▸ **Work to be completed**
Copy each line of the listing below where the word "part" turns up.

▸ **Source data**
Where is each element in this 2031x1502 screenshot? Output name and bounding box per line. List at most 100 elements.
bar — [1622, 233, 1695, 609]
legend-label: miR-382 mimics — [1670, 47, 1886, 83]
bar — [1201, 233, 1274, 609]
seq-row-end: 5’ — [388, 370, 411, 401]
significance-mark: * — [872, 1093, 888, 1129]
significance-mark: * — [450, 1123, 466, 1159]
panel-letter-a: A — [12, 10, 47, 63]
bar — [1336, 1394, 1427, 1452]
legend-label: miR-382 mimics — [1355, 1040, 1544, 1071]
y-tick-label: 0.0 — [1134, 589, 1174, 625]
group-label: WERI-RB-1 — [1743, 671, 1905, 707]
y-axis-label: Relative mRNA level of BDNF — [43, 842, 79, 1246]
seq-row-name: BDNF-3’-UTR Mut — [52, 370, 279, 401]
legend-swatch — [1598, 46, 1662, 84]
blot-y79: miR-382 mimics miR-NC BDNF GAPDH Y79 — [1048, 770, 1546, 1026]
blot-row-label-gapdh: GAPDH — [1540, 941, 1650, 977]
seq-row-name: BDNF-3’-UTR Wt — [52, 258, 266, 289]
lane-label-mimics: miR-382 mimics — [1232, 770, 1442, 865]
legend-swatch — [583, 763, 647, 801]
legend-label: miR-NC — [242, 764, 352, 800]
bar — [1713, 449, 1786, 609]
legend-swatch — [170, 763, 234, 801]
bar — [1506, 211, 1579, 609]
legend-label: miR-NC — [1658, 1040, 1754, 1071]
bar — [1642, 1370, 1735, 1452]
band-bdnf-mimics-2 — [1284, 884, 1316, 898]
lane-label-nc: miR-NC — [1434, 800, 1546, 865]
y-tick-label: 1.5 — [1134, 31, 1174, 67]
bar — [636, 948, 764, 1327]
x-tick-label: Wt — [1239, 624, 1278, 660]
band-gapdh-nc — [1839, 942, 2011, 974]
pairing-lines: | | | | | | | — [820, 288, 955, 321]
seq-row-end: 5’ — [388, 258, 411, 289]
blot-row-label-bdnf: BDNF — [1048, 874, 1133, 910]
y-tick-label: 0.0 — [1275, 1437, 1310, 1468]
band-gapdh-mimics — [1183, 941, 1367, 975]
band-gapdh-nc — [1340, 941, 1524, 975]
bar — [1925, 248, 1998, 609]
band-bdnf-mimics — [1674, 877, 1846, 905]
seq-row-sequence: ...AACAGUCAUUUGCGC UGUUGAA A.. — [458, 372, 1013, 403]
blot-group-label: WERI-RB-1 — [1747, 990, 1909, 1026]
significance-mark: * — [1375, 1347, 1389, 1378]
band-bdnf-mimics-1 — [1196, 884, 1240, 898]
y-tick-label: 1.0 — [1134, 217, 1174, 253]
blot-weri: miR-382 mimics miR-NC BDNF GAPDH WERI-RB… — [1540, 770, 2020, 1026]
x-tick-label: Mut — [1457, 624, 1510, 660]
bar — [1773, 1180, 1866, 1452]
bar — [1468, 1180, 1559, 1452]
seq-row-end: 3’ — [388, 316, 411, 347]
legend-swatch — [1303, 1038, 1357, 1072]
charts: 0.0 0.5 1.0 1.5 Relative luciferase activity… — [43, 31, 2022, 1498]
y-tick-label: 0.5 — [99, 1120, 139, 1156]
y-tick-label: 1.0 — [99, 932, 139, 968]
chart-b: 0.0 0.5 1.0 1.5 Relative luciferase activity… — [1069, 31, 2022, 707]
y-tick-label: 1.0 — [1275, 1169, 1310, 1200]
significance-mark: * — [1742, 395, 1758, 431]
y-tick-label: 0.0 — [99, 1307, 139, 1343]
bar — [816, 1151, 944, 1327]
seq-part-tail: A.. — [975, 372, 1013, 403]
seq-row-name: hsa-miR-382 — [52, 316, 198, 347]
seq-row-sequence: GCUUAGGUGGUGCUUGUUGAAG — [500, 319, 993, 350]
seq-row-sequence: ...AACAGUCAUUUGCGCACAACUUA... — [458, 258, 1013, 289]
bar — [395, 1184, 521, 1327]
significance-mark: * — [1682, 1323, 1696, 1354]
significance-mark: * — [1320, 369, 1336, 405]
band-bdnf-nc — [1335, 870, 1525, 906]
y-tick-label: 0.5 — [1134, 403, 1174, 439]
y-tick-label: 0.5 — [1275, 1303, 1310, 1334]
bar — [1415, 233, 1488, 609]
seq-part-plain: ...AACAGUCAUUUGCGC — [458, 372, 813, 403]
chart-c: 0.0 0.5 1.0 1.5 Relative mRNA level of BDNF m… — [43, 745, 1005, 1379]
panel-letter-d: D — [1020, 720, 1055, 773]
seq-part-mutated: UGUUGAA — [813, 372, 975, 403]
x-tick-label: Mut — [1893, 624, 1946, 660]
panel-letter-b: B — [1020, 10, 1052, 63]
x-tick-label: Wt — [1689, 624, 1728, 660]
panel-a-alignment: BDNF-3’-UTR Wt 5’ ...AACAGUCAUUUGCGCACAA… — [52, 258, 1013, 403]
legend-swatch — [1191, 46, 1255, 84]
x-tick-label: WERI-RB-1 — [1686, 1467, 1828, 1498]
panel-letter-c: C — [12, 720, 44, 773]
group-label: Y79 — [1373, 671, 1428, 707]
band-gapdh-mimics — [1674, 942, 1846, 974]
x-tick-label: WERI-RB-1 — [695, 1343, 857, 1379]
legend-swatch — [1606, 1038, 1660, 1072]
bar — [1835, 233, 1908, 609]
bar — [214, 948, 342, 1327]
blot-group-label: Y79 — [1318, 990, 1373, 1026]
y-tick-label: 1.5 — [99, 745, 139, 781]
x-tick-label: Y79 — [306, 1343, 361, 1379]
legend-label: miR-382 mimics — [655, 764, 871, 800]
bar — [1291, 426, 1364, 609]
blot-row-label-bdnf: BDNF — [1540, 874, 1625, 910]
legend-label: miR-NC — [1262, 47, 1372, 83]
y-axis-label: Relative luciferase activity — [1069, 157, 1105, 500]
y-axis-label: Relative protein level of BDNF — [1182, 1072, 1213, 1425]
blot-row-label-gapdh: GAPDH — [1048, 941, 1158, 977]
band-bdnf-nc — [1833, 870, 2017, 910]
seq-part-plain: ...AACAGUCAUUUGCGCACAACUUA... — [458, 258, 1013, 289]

▸ **Written solution**
seq-part-tail: A.. — [975, 372, 1013, 403]
seq-part-plain: ...AACAGUCAUUUGCGC — [458, 372, 813, 403]
seq-part-mutated: UGUUGAA — [813, 372, 975, 403]
seq-part-plain: ...AACAGUCAUUUGCGCACAACUUA... — [458, 258, 1013, 289]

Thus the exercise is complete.